#### What needs to be done:
The listing must be reproduced in full, exactly as it stands.

#### Provided records:
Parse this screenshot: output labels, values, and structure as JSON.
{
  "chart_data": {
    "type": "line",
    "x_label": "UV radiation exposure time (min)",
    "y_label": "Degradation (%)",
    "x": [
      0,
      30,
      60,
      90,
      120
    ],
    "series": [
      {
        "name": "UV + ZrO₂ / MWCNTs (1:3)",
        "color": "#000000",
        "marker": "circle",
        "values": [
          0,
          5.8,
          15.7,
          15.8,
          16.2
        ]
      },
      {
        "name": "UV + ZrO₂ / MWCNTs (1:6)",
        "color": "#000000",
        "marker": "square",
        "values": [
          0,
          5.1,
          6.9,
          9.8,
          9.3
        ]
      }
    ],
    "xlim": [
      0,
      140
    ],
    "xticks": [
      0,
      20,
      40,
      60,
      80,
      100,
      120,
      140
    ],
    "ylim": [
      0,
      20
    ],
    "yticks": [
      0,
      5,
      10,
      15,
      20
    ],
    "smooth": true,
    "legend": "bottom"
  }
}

#### Output:
Parse this screenshot: output labels, values, and structure as JSON.
{
  "chart_data": {
    "type": "line",
    "x_label": "UV radiation exposure time (min)",
    "y_label": "Degradation (%)",
    "x": [
      0,
      30,
      60,
      90,
      120
    ],
    "series": [
      {
        "name": "UV + ZrO₂ / MWCNTs (1:3)",
        "color": "#000000",
        "marker": "circle",
        "values": [
          0,
          5.8,
          15.7,
          15.8,
          16.2
        ]
      },
      {
        "name": "UV + ZrO₂ / MWCNTs (1:6)",
        "color": "#000000",
        "marker": "square",
        "values": [
          0,
          5.1,
          6.9,
          9.8,
          9.3
        ]
      }
    ],
    "xlim": [
      0,
      140
    ],
    "xticks": [
      0,
      20,
      40,
      60,
      80,
      100,
      120,
      140
    ],
    "ylim": [
      0,
      20
    ],
    "yticks": [
      0,
      5,
      10,
      15,
      20
    ],
    "smooth": true,
    "legend": "bottom"
  }
}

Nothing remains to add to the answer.